### WHAT YOU WILL DO
Report every line below that holds the word "icon".

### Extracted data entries
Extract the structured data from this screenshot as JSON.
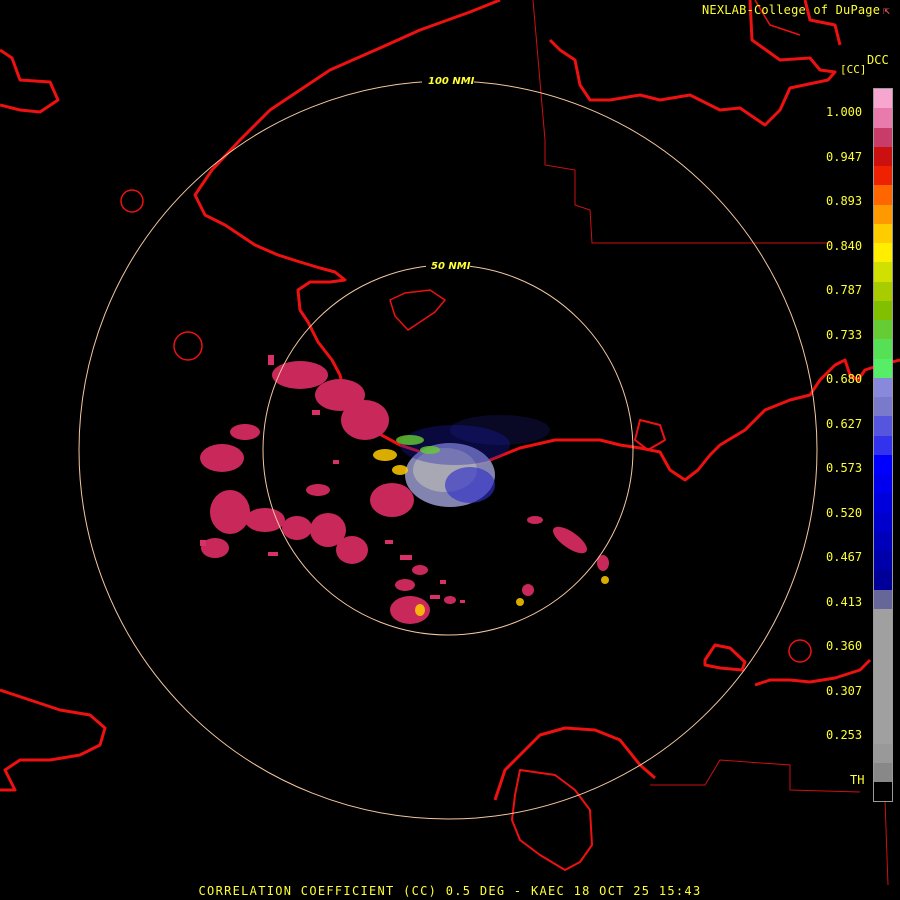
{
  "header": {
    "credit": "NEXLAB-College of DuPage",
    "credit_mark_icon": "nexlab-logo-icon"
  },
  "legend": {
    "product_code": "DCC",
    "unit": "[CC]",
    "ticks": [
      "1.000",
      "0.947",
      "0.893",
      "0.840",
      "0.787",
      "0.733",
      "0.680",
      "0.627",
      "0.573",
      "0.520",
      "0.467",
      "0.413",
      "0.360",
      "0.307",
      "0.253",
      "TH"
    ],
    "colors": [
      "#f7a6d0",
      "#e87aac",
      "#c83c6a",
      "#cc1010",
      "#ee2200",
      "#ff6600",
      "#ff9900",
      "#ffcc00",
      "#ffee00",
      "#d0e000",
      "#a8cc00",
      "#80c000",
      "#66cc33",
      "#55e055",
      "#55ee66",
      "#8888dd",
      "#7a7acc",
      "#5555dd",
      "#3333ee",
      "#0000ff",
      "#0000ee",
      "#0000dd",
      "#0000cc",
      "#0000bb",
      "#0000aa",
      "#000099",
      "#666699",
      "#a0a0a0",
      "#a0a0a0",
      "#a0a0a0",
      "#a0a0a0",
      "#a0a0a0",
      "#a0a0a0",
      "#a0a0a0",
      "#999999",
      "#888888",
      "#000000"
    ]
  },
  "map": {
    "range_rings": [
      {
        "label": "100 NMI"
      },
      {
        "label": "50 NMI"
      }
    ],
    "colors": {
      "coastline": "#ee1111",
      "county_lines": "#cc1111",
      "rings": "#f5c8a0",
      "high_cc": "#c8285a",
      "low_cc": "#9a9aa8",
      "biological": "#1a1ab0"
    }
  },
  "footer": {
    "caption": "CORRELATION COEFFICIENT (CC) 0.5 DEG - KAEC 18 OCT 25 15:43"
  }
}
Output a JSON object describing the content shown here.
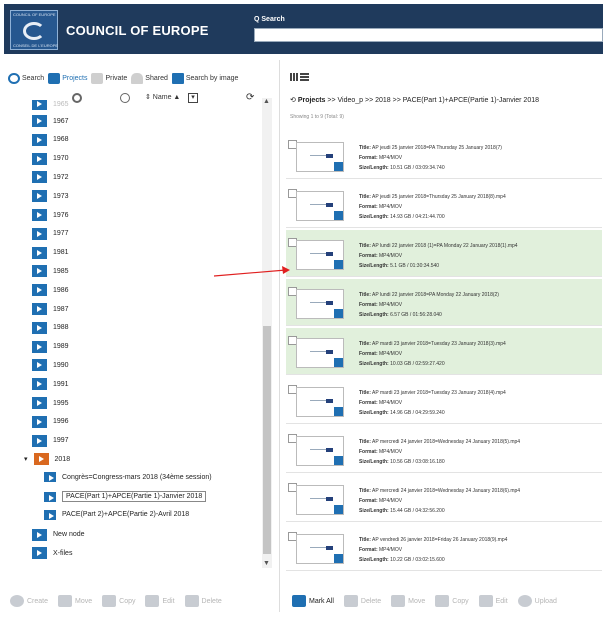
{
  "header": {
    "brand": "COUNCIL OF EUROPE",
    "logo_top": "COUNCIL OF EUROPE",
    "logo_bottom": "CONSEIL DE L'EUROPE",
    "search_label": "Q Search"
  },
  "tabs": [
    {
      "label": "Search",
      "icon": "search-icon"
    },
    {
      "label": "Projects",
      "icon": "folder-icon"
    },
    {
      "label": "Private",
      "icon": "lock-icon"
    },
    {
      "label": "Shared",
      "icon": "user-icon"
    },
    {
      "label": "Search by image",
      "icon": "image-icon"
    }
  ],
  "tree_toolbar": {
    "sort_label": "⇕ Name ▲",
    "select_glyph": "▾",
    "refresh_glyph": "⟳"
  },
  "tree": {
    "partial_top": "1965",
    "years": [
      "1967",
      "1968",
      "1970",
      "1972",
      "1973",
      "1976",
      "1977",
      "1981",
      "1985",
      "1986",
      "1987",
      "1988",
      "1989",
      "1990",
      "1991",
      "1995",
      "1996",
      "1997"
    ],
    "expanded": "2018",
    "children": [
      "Congrès=Congress-mars 2018 (34ème session)",
      "PACE(Part 1)+APCE(Partie 1)-Janvier 2018",
      "PACE(Part 2)+APCE(Partie 2)-Avril 2018"
    ],
    "selected_child_index": 1,
    "after": [
      "New node",
      "X-files"
    ]
  },
  "left_bottom": {
    "create": "Create",
    "move": "Move",
    "copy": "Copy",
    "edit": "Edit",
    "delete": "Delete"
  },
  "right": {
    "breadcrumb_root": "Projects",
    "breadcrumb_rest": " >> Video_p >> 2018 >> PACE(Part 1)+APCE(Partie 1)-Janvier 2018",
    "showing": "Showing 1 to 9 (Total: 9)",
    "labels": {
      "title": "Title:",
      "format": "Format:",
      "size": "Size/Length:"
    },
    "files": [
      {
        "title": "AP jeudi 25 janvier 2018=PA Thursday 25 January 2018(7)",
        "format": "MP4/MOV",
        "size": "10.51 GB / 03:09:34.740",
        "highlight": false
      },
      {
        "title": "AP jeudi 25 janvier 2018=Thursday 25 January 2018(8).mp4",
        "format": "MP4/MOV",
        "size": "14.93 GB / 04:21:44.700",
        "highlight": false
      },
      {
        "title": "AP lundi 22 janvier 2018 (1)=PA Monday 22 January 2018(1).mp4",
        "format": "MP4/MOV",
        "size": "5.1 GB / 01:30:34.540",
        "highlight": true
      },
      {
        "title": "AP lundi 22 janvier 2018=PA Monday 22 January 2018(2)",
        "format": "MP4/MOV",
        "size": "6.57 GB / 01:56:28.040",
        "highlight": true
      },
      {
        "title": "AP mardi 23 janvier 2018=Tuesday 23 January 2018(3).mp4",
        "format": "MP4/MOV",
        "size": "10.03 GB / 02:59:27.420",
        "highlight": true
      },
      {
        "title": "AP mardi 23 janvier 2018=Tuesday 23 January 2018(4).mp4",
        "format": "MP4/MOV",
        "size": "14.96 GB / 04:29:59.240",
        "highlight": false
      },
      {
        "title": "AP mercredi 24 janvier 2018=Wednesday 24 January 2018(5).mp4",
        "format": "MP4/MOV",
        "size": "10.56 GB / 03:08:16.180",
        "highlight": false
      },
      {
        "title": "AP mercredi 24 janvier 2018=Wednesday 24 January 2018(6).mp4",
        "format": "MP4/MOV",
        "size": "15.44 GB / 04:32:56.200",
        "highlight": false
      },
      {
        "title": "AP vendredi 26 janvier 2018=Friday 26 January 2018(9).mp4",
        "format": "MP4/MOV",
        "size": "10.22 GB / 03:02:15.600",
        "highlight": false
      }
    ]
  },
  "right_bottom": {
    "mark_all": "Mark All",
    "delete": "Delete",
    "move": "Move",
    "copy": "Copy",
    "edit": "Edit",
    "upload": "Upload"
  },
  "colors": {
    "header_bg": "#1f3a5c",
    "accent": "#1f6fb2",
    "folder_open": "#d9681f",
    "row_highlight": "#e1f0dc",
    "annotation_arrow": "#e02020"
  }
}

### IN RESPONSE
    "credit_mark_icon": "nexlab-logo-icon"
      "icon": "search-icon"
      "icon": "folder-icon"
      "icon": "lock-icon"
      "icon": "user-icon"
      "icon": "image-icon"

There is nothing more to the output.